## Extracted entries
- - - - - - -

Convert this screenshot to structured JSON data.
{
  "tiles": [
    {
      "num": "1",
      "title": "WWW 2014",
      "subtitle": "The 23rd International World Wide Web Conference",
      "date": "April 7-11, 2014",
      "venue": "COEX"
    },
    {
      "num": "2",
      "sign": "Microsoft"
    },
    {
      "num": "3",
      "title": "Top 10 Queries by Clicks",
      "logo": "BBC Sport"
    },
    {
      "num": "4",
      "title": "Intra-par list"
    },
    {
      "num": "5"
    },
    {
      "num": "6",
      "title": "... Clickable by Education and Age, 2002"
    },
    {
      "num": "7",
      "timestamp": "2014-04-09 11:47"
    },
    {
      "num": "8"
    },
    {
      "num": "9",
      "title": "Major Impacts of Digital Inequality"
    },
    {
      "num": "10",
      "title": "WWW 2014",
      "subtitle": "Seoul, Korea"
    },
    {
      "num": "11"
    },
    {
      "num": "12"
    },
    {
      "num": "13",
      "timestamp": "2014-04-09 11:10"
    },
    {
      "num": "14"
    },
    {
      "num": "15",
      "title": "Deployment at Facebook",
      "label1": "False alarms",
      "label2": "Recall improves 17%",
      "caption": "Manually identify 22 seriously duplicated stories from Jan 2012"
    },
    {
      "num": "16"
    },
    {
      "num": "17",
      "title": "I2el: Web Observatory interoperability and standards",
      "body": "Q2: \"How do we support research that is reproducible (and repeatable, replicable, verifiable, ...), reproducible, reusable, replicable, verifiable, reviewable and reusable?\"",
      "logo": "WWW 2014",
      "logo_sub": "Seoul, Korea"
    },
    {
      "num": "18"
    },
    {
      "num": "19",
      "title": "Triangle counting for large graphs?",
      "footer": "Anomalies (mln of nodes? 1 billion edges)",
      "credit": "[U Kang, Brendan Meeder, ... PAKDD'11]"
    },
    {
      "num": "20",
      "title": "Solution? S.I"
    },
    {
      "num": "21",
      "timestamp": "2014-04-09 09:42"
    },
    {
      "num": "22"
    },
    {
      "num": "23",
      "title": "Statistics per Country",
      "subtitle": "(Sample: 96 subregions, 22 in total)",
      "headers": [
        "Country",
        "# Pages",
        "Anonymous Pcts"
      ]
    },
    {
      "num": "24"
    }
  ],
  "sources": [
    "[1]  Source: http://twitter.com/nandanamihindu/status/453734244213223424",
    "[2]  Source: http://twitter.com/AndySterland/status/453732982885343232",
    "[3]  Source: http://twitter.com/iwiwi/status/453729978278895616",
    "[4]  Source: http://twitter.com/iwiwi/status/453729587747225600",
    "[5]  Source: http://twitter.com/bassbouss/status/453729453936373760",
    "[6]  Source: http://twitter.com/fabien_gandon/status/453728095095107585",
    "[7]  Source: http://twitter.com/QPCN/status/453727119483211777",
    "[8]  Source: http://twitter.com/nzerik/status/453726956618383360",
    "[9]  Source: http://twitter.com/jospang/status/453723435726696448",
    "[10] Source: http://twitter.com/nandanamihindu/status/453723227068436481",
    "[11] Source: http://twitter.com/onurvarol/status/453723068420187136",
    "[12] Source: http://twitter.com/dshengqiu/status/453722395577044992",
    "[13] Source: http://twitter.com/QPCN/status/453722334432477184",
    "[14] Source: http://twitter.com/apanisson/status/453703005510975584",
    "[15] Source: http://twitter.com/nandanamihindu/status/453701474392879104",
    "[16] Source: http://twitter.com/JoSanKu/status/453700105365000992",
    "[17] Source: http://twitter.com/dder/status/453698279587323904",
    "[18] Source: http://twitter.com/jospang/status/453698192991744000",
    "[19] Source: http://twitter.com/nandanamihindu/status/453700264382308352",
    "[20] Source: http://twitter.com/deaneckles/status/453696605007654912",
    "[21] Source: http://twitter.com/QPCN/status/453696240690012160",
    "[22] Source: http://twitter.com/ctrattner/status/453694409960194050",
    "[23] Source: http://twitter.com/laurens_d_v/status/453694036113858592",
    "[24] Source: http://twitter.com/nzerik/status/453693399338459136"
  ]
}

- - - - - - -

## Job
Extract all the material, leaving every line as it is.

## Task solution
Convert this screenshot to structured JSON data.
{
  "tiles": [
    {
      "num": "1",
      "title": "WWW 2014",
      "subtitle": "The 23rd International World Wide Web Conference",
      "date": "April 7-11, 2014",
      "venue": "COEX"
    },
    {
      "num": "2",
      "sign": "Microsoft"
    },
    {
      "num": "3",
      "title": "Top 10 Queries by Clicks",
      "logo": "BBC Sport"
    },
    {
      "num": "4",
      "title": "Intra-par list"
    },
    {
      "num": "5"
    },
    {
      "num": "6",
      "title": "... Clickable by Education and Age, 2002"
    },
    {
      "num": "7",
      "timestamp": "2014-04-09 11:47"
    },
    {
      "num": "8"
    },
    {
      "num": "9",
      "title": "Major Impacts of Digital Inequality"
    },
    {
      "num": "10",
      "title": "WWW 2014",
      "subtitle": "Seoul, Korea"
    },
    {
      "num": "11"
    },
    {
      "num": "12"
    },
    {
      "num": "13",
      "timestamp": "2014-04-09 11:10"
    },
    {
      "num": "14"
    },
    {
      "num": "15",
      "title": "Deployment at Facebook",
      "label1": "False alarms",
      "label2": "Recall improves 17%",
      "caption": "Manually identify 22 seriously duplicated stories from Jan 2012"
    },
    {
      "num": "16"
    },
    {
      "num": "17",
      "title": "I2el: Web Observatory interoperability and standards",
      "body": "Q2: \"How do we support research that is reproducible (and repeatable, replicable, verifiable, ...), reproducible, reusable, replicable, verifiable, reviewable and reusable?\"",
      "logo": "WWW 2014",
      "logo_sub": "Seoul, Korea"
    },
    {
      "num": "18"
    },
    {
      "num": "19",
      "title": "Triangle counting for large graphs?",
      "footer": "Anomalies (mln of nodes? 1 billion edges)",
      "credit": "[U Kang, Brendan Meeder, ... PAKDD'11]"
    },
    {
      "num": "20",
      "title": "Solution? S.I"
    },
    {
      "num": "21",
      "timestamp": "2014-04-09 09:42"
    },
    {
      "num": "22"
    },
    {
      "num": "23",
      "title": "Statistics per Country",
      "subtitle": "(Sample: 96 subregions, 22 in total)",
      "headers": [
        "Country",
        "# Pages",
        "Anonymous Pcts"
      ]
    },
    {
      "num": "24"
    }
  ],
  "sources": [
    "[1]  Source: http://twitter.com/nandanamihindu/status/453734244213223424",
    "[2]  Source: http://twitter.com/AndySterland/status/453732982885343232",
    "[3]  Source: http://twitter.com/iwiwi/status/453729978278895616",
    "[4]  Source: http://twitter.com/iwiwi/status/453729587747225600",
    "[5]  Source: http://twitter.com/bassbouss/status/453729453936373760",
    "[6]  Source: http://twitter.com/fabien_gandon/status/453728095095107585",
    "[7]  Source: http://twitter.com/QPCN/status/453727119483211777",
    "[8]  Source: http://twitter.com/nzerik/status/453726956618383360",
    "[9]  Source: http://twitter.com/jospang/status/453723435726696448",
    "[10] Source: http://twitter.com/nandanamihindu/status/453723227068436481",
    "[11] Source: http://twitter.com/onurvarol/status/453723068420187136",
    "[12] Source: http://twitter.com/dshengqiu/status/453722395577044992",
    "[13] Source: http://twitter.com/QPCN/status/453722334432477184",
    "[14] Source: http://twitter.com/apanisson/status/453703005510975584",
    "[15] Source: http://twitter.com/nandanamihindu/status/453701474392879104",
    "[16] Source: http://twitter.com/JoSanKu/status/453700105365000992",
    "[17] Source: http://twitter.com/dder/status/453698279587323904",
    "[18] Source: http://twitter.com/jospang/status/453698192991744000",
    "[19] Source: http://twitter.com/nandanamihindu/status/453700264382308352",
    "[20] Source: http://twitter.com/deaneckles/status/453696605007654912",
    "[21] Source: http://twitter.com/QPCN/status/453696240690012160",
    "[22] Source: http://twitter.com/ctrattner/status/453694409960194050",
    "[23] Source: http://twitter.com/laurens_d_v/status/453694036113858592",
    "[24] Source: http://twitter.com/nzerik/status/453693399338459136"
  ]
}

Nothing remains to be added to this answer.